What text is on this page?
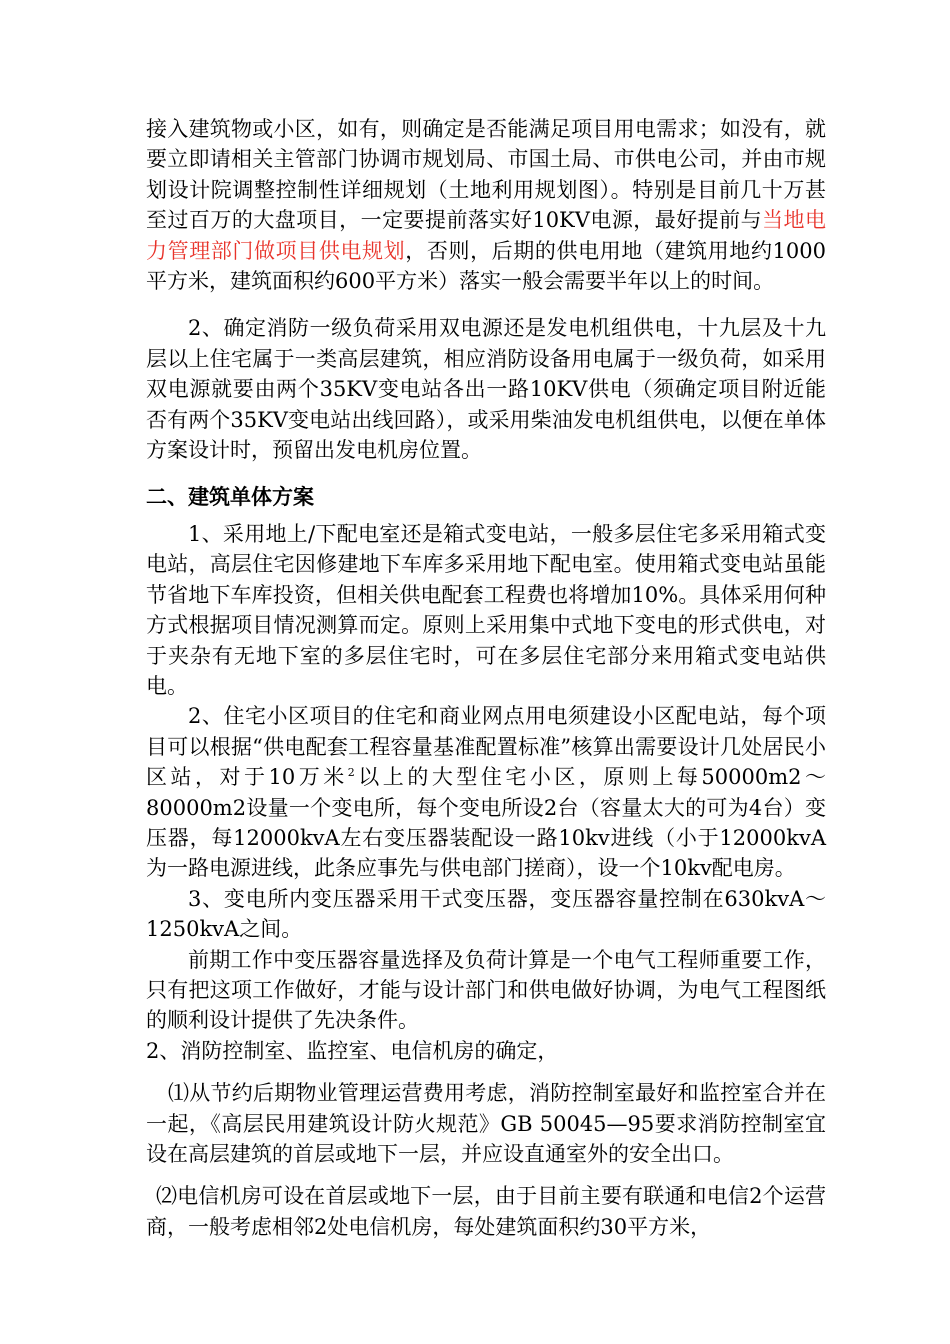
接入建筑物或小区，如有，则确定是否能满足项目用电需求；如没有，就要立即请相关主管部门协调市规划局、市国土局、市供电公司，并由市规划设计院调整控制性详细规划（土地利用规划图）。特别是目前几十万甚至过百万的大盘项目，一定要提前落实好10KV电源，最好提前与当地电力管理部门做项目供电规划，否则，后期的供电用地（建筑用地约1000平方米，建筑面积约600平方米）落实一般会需要半年以上的时间。

2、确定消防一级负荷采用双电源还是发电机组供电，十九层及十九层以上住宅属于一类高层建筑，相应消防设备用电属于一级负荷，如采用双电源就要由两个35KV变电站各出一路10KV供电（须确定项目附近能否有两个35KV变电站出线回路），或采用柴油发电机组供电，以便在单体方案设计时，预留出发电机房位置。

二、建筑单体方案

1、采用地上/下配电室还是箱式变电站，一般多层住宅多采用箱式变电站，高层住宅因修建地下车库多采用地下配电室。使用箱式变电站虽能节省地下车库投资，但相关供电配套工程费也将增加10%。具体采用何种方式根据项目情况测算而定。原则上采用集中式地下变电的形式供电，对于夹杂有无地下室的多层住宅时，可在多层住宅部分来用箱式变电站供电。

2、住宅小区项目的住宅和商业网点用电须建设小区配电站，每个项目可以根据“供电配套工程容量基准配置标准”核算出需要设计几处居民小区站，对于10万米$^2$以上的大型住宅小区，原则上每50000m2～80000m2设量一个变电所，每个变电所设2台（容量太大的可为4台）变压器，每12000kvA左右变压器装配设一路10kv进线（小于12000kvA为一路电源进线，此条应事先与供电部门搓商），设一个10kv配电房。

3、变电所内变压器采用干式变压器，变压器容量控制在630kvA～1250kvA之间。

前期工作中变压器容量选择及负荷计算是一个电气工程师重要工作，只有把这项工作做好，才能与设计部门和供电做好协调，为电气工程图纸的顺利设计提供了先决条件。

2、消防控制室、监控室、电信机房的确定，

⑴从节约后期物业管理运营费用考虑，消防控制室最好和监控室合并在一起，《高层民用建筑设计防火规范》GB 50045—95要求消防控制室宜设在高层建筑的首层或地下一层，并应设直通室外的安全出口。

⑵电信机房可设在首层或地下一层，由于目前主要有联通和电信2个运营商，一般考虑相邻2处电信机房，每处建筑面积约30平方米，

----------

What to work on ->
Leave the pictures out and reproduce each record exactly as written.

Output of the exercise ->
What text is on this page?
接入建筑物或小区，如有，则确定是否能满足项目用电需求；如没有，就要立即请相关主管部门协调市规划局、市国土局、市供电公司，并由市规划设计院调整控制性详细规划（土地利用规划图）。特别是目前几十万甚至过百万的大盘项目，一定要提前落实好10KV电源，最好提前与当地电力管理部门做项目供电规划，否则，后期的供电用地（建筑用地约1000平方米，建筑面积约600平方米）落实一般会需要半年以上的时间。

2、确定消防一级负荷采用双电源还是发电机组供电，十九层及十九层以上住宅属于一类高层建筑，相应消防设备用电属于一级负荷，如采用双电源就要由两个35KV变电站各出一路10KV供电（须确定项目附近能否有两个35KV变电站出线回路），或采用柴油发电机组供电，以便在单体方案设计时，预留出发电机房位置。

二、建筑单体方案

1、采用地上/下配电室还是箱式变电站，一般多层住宅多采用箱式变电站，高层住宅因修建地下车库多采用地下配电室。使用箱式变电站虽能节省地下车库投资，但相关供电配套工程费也将增加10%。具体采用何种方式根据项目情况测算而定。原则上采用集中式地下变电的形式供电，对于夹杂有无地下室的多层住宅时，可在多层住宅部分来用箱式变电站供电。

2、住宅小区项目的住宅和商业网点用电须建设小区配电站，每个项目可以根据“供电配套工程容量基准配置标准”核算出需要设计几处居民小区站，对于10万米$^2$以上的大型住宅小区，原则上每50000m2～80000m2设量一个变电所，每个变电所设2台（容量太大的可为4台）变压器，每12000kvA左右变压器装配设一路10kv进线（小于12000kvA为一路电源进线，此条应事先与供电部门搓商），设一个10kv配电房。

3、变电所内变压器采用干式变压器，变压器容量控制在630kvA～1250kvA之间。

前期工作中变压器容量选择及负荷计算是一个电气工程师重要工作，只有把这项工作做好，才能与设计部门和供电做好协调，为电气工程图纸的顺利设计提供了先决条件。

2、消防控制室、监控室、电信机房的确定，

⑴从节约后期物业管理运营费用考虑，消防控制室最好和监控室合并在一起，《高层民用建筑设计防火规范》GB 50045—95要求消防控制室宜设在高层建筑的首层或地下一层，并应设直通室外的安全出口。

⑵电信机房可设在首层或地下一层，由于目前主要有联通和电信2个运营商，一般考虑相邻2处电信机房，每处建筑面积约30平方米，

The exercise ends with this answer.